-- THE PROBLEM --
Exactly as written, quote every line that follows, skipping the images.

Dataset items:
----
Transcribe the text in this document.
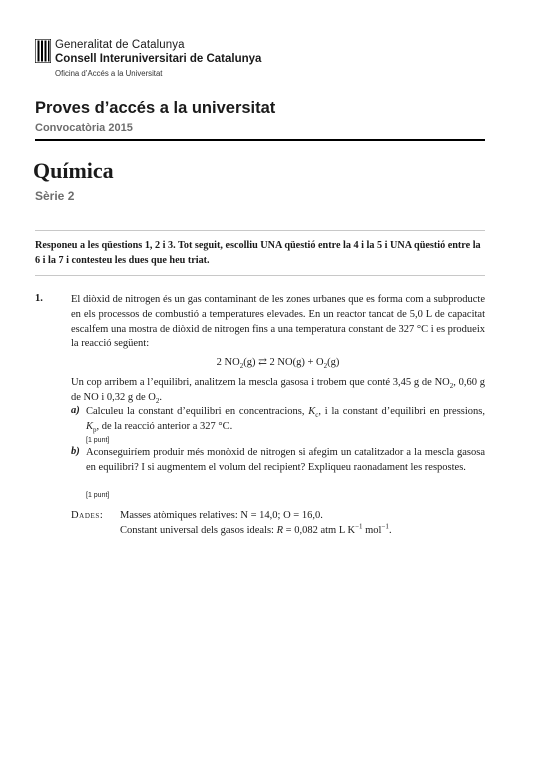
Generalitat de Catalunya
Consell Interuniversitari de Catalunya
Oficina d’Accés a la Universitat
Proves d’accés a la universitat
Convocatòria 2015
Química
Sèrie 2
Responeu a les qüestions 1, 2 i 3. Tot seguit, escolliu UNA qüestió entre la 4 i la 5 i UNA qüestió entre la 6 i la 7 i contesteu les dues que heu triat.
1.	El diòxid de nitrogen és un gas contaminant de les zones urbanes que es forma com a subproducte en els processos de combustió a temperatures elevades. En un reactor tancat de 5,0 L de capacitat escalfem una mostra de diòxid de nitrogen fins a una temperatura constant de 327 °C i es produeix la reacció següent:
2 $NO_2(g)$ ⇄ 2 $NO(g) + O_2(g)$
Un cop arribem a l’equilibri, analitzem la mescla gasosa i trobem que conté 3,45 g de $NO_2$, 0,60 g de NO i 0,32 g de $O_2$.
a) Calculeu la constant d’equilibri en concentracions, $K_c$, i la constant d’equilibri en pressions, $K_p$, de la reacció anterior a 327 °C.
[1 punt]
b) Aconseguiríem produir més monòxid de nitrogen si afegim un catalitzador a la mescla gasosa en equilibri? I si augmentem el volum del recipient? Expliqueu raonadament les respostes.
[1 punt]
Dades: Masses atòmiques relatives: N = 14,0; O = 16,0.
Constant universal dels gasos ideals: R = 0,082 atm L $K^{-1}$ mol$^{-1}$.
----
-- TASK RESULT --
Transcribe the text in this document.
Generalitat de Catalunya
Consell Interuniversitari de Catalunya
Oficina d’Accés a la Universitat
Proves d’accés a la universitat
Convocatòria 2015
Química
Sèrie 2
Responeu a les qüestions 1, 2 i 3. Tot seguit, escolliu UNA qüestió entre la 4 i la 5 i UNA qüestió entre la 6 i la 7 i contesteu les dues que heu triat.
1.	El diòxid de nitrogen és un gas contaminant de les zones urbanes que es forma com a subproducte en els processos de combustió a temperatures elevades. En un reactor tancat de 5,0 L de capacitat escalfem una mostra de diòxid de nitrogen fins a una temperatura constant de 327 °C i es produeix la reacció següent:
2 $NO_2(g)$ ⇄ 2 $NO(g) + O_2(g)$
Un cop arribem a l’equilibri, analitzem la mescla gasosa i trobem que conté 3,45 g de $NO_2$, 0,60 g de NO i 0,32 g de $O_2$.
a) Calculeu la constant d’equilibri en concentracions, $K_c$, i la constant d’equilibri en pressions, $K_p$, de la reacció anterior a 327 °C.
[1 punt]
b) Aconseguiríem produir més monòxid de nitrogen si afegim un catalitzador a la mescla gasosa en equilibri? I si augmentem el volum del recipient? Expliqueu raonadament les respostes.
[1 punt]
Dades: Masses atòmiques relatives: N = 14,0; O = 16,0.
Constant universal dels gasos ideals: R = 0,082 atm L $K^{-1}$ mol$^{-1}$.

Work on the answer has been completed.